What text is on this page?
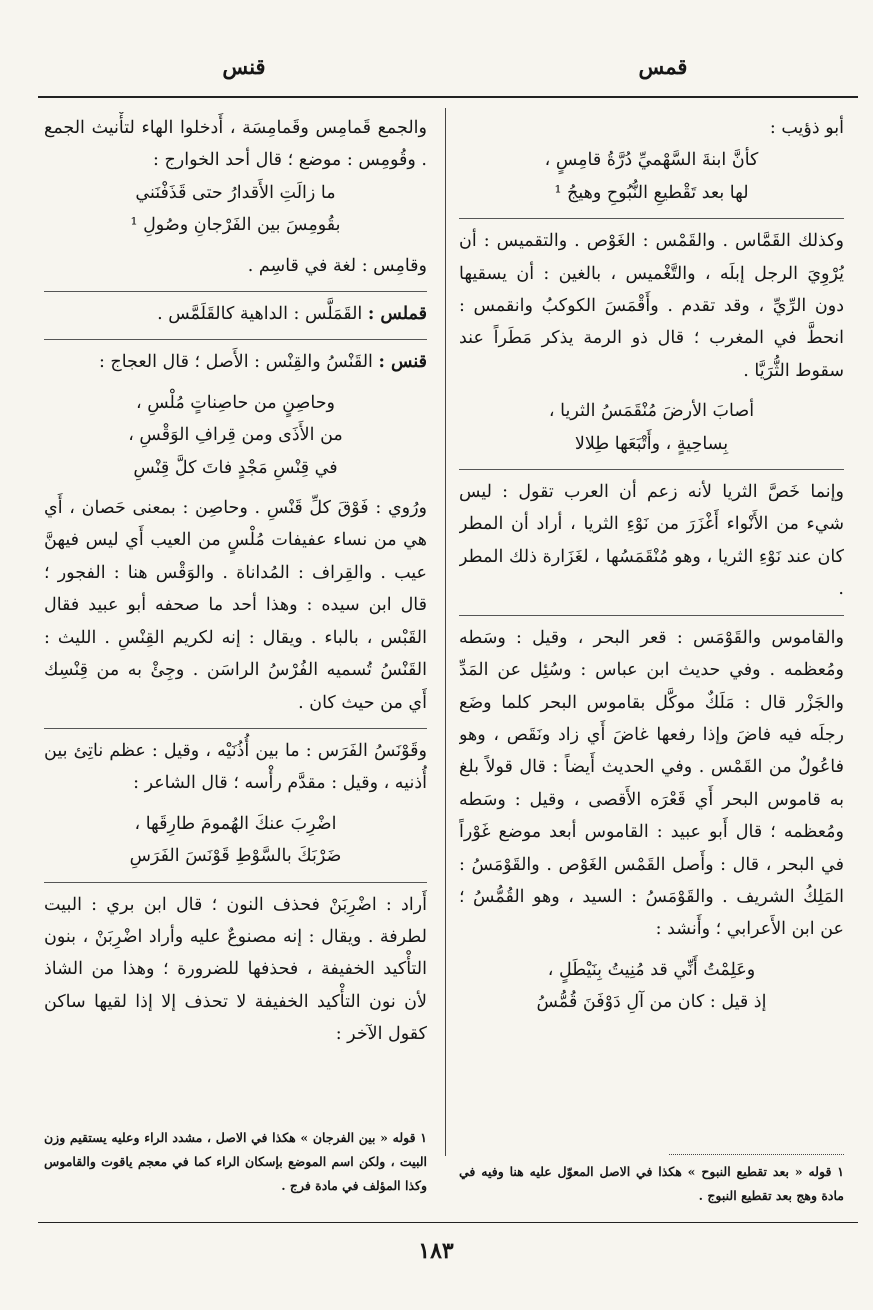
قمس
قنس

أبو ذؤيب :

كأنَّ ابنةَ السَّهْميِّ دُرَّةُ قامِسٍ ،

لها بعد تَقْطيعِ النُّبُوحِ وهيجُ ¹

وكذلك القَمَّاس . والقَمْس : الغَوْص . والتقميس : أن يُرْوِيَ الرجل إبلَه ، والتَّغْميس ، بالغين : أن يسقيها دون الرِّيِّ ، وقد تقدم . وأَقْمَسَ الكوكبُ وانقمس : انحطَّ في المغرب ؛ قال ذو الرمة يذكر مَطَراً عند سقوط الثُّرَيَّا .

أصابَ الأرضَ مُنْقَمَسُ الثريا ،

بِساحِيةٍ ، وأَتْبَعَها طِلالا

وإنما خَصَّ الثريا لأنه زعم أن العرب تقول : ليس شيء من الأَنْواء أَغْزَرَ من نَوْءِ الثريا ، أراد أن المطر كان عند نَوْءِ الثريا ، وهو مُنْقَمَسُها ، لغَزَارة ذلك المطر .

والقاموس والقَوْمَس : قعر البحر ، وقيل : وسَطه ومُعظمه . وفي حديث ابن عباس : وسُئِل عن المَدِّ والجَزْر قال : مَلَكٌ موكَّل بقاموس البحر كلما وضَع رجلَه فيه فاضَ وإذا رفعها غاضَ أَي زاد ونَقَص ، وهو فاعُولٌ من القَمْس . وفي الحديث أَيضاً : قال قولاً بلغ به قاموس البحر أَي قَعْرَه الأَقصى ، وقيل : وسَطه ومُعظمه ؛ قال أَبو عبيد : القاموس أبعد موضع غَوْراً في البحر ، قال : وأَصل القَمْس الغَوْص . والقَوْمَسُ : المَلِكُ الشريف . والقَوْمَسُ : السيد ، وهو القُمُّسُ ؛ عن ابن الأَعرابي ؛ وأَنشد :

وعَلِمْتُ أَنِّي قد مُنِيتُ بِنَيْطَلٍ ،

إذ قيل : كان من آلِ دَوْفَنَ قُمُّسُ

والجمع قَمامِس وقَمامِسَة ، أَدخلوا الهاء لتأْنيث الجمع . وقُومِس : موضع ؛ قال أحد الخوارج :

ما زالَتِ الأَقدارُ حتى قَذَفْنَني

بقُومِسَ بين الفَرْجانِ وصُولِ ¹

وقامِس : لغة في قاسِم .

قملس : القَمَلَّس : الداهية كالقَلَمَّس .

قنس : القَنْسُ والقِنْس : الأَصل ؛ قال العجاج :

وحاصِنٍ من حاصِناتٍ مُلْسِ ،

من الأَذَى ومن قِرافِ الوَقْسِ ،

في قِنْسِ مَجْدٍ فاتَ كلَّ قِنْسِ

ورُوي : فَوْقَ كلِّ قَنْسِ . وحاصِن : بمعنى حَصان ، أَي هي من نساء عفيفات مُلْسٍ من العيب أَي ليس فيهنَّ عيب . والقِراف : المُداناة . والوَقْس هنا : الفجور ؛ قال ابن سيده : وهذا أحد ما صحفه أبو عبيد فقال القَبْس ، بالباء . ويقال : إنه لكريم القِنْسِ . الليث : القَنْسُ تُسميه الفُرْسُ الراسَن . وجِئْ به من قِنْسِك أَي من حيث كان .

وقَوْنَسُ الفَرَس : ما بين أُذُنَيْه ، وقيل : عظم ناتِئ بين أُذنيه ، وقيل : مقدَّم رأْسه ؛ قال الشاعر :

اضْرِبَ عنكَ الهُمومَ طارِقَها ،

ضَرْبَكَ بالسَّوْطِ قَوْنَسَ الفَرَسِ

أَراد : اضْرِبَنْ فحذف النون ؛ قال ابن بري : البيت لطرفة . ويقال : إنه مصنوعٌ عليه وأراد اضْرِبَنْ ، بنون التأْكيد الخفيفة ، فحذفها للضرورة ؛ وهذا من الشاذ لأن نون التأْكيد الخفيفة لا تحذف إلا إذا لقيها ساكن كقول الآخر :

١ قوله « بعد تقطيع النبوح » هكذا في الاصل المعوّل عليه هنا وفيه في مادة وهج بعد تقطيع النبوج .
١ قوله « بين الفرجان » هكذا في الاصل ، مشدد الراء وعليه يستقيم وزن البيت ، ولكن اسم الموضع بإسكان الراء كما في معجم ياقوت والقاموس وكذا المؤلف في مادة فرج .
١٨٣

■ Your objective ■
Return the full material word for word. Do not include the pictures.

■ Output below ■
What text is on this page?
قمس
قنس

أبو ذؤيب :

كأنَّ ابنةَ السَّهْميِّ دُرَّةُ قامِسٍ ،

لها بعد تَقْطيعِ النُّبُوحِ وهيجُ ¹

وكذلك القَمَّاس . والقَمْس : الغَوْص . والتقميس : أن يُرْوِيَ الرجل إبلَه ، والتَّغْميس ، بالغين : أن يسقيها دون الرِّيِّ ، وقد تقدم . وأَقْمَسَ الكوكبُ وانقمس : انحطَّ في المغرب ؛ قال ذو الرمة يذكر مَطَراً عند سقوط الثُّرَيَّا .

أصابَ الأرضَ مُنْقَمَسُ الثريا ،

بِساحِيةٍ ، وأَتْبَعَها طِلالا

وإنما خَصَّ الثريا لأنه زعم أن العرب تقول : ليس شيء من الأَنْواء أَغْزَرَ من نَوْءِ الثريا ، أراد أن المطر كان عند نَوْءِ الثريا ، وهو مُنْقَمَسُها ، لغَزَارة ذلك المطر .

والقاموس والقَوْمَس : قعر البحر ، وقيل : وسَطه ومُعظمه . وفي حديث ابن عباس : وسُئِل عن المَدِّ والجَزْر قال : مَلَكٌ موكَّل بقاموس البحر كلما وضَع رجلَه فيه فاضَ وإذا رفعها غاضَ أَي زاد ونَقَص ، وهو فاعُولٌ من القَمْس . وفي الحديث أَيضاً : قال قولاً بلغ به قاموس البحر أَي قَعْرَه الأَقصى ، وقيل : وسَطه ومُعظمه ؛ قال أَبو عبيد : القاموس أبعد موضع غَوْراً في البحر ، قال : وأَصل القَمْس الغَوْص . والقَوْمَسُ : المَلِكُ الشريف . والقَوْمَسُ : السيد ، وهو القُمُّسُ ؛ عن ابن الأَعرابي ؛ وأَنشد :

وعَلِمْتُ أَنِّي قد مُنِيتُ بِنَيْطَلٍ ،

إذ قيل : كان من آلِ دَوْفَنَ قُمُّسُ

والجمع قَمامِس وقَمامِسَة ، أَدخلوا الهاء لتأْنيث الجمع . وقُومِس : موضع ؛ قال أحد الخوارج :

ما زالَتِ الأَقدارُ حتى قَذَفْنَني

بقُومِسَ بين الفَرْجانِ وصُولِ ¹

وقامِس : لغة في قاسِم .

قملس : القَمَلَّس : الداهية كالقَلَمَّس .

قنس : القَنْسُ والقِنْس : الأَصل ؛ قال العجاج :

وحاصِنٍ من حاصِناتٍ مُلْسِ ،

من الأَذَى ومن قِرافِ الوَقْسِ ،

في قِنْسِ مَجْدٍ فاتَ كلَّ قِنْسِ

ورُوي : فَوْقَ كلِّ قَنْسِ . وحاصِن : بمعنى حَصان ، أَي هي من نساء عفيفات مُلْسٍ من العيب أَي ليس فيهنَّ عيب . والقِراف : المُداناة . والوَقْس هنا : الفجور ؛ قال ابن سيده : وهذا أحد ما صحفه أبو عبيد فقال القَبْس ، بالباء . ويقال : إنه لكريم القِنْسِ . الليث : القَنْسُ تُسميه الفُرْسُ الراسَن . وجِئْ به من قِنْسِك أَي من حيث كان .

وقَوْنَسُ الفَرَس : ما بين أُذُنَيْه ، وقيل : عظم ناتِئ بين أُذنيه ، وقيل : مقدَّم رأْسه ؛ قال الشاعر :

اضْرِبَ عنكَ الهُمومَ طارِقَها ،

ضَرْبَكَ بالسَّوْطِ قَوْنَسَ الفَرَسِ

أَراد : اضْرِبَنْ فحذف النون ؛ قال ابن بري : البيت لطرفة . ويقال : إنه مصنوعٌ عليه وأراد اضْرِبَنْ ، بنون التأْكيد الخفيفة ، فحذفها للضرورة ؛ وهذا من الشاذ لأن نون التأْكيد الخفيفة لا تحذف إلا إذا لقيها ساكن كقول الآخر :

١ قوله « بعد تقطيع النبوح » هكذا في الاصل المعوّل عليه هنا وفيه في مادة وهج بعد تقطيع النبوج .
١ قوله « بين الفرجان » هكذا في الاصل ، مشدد الراء وعليه يستقيم وزن البيت ، ولكن اسم الموضع بإسكان الراء كما في معجم ياقوت والقاموس وكذا المؤلف في مادة فرج .
١٨٣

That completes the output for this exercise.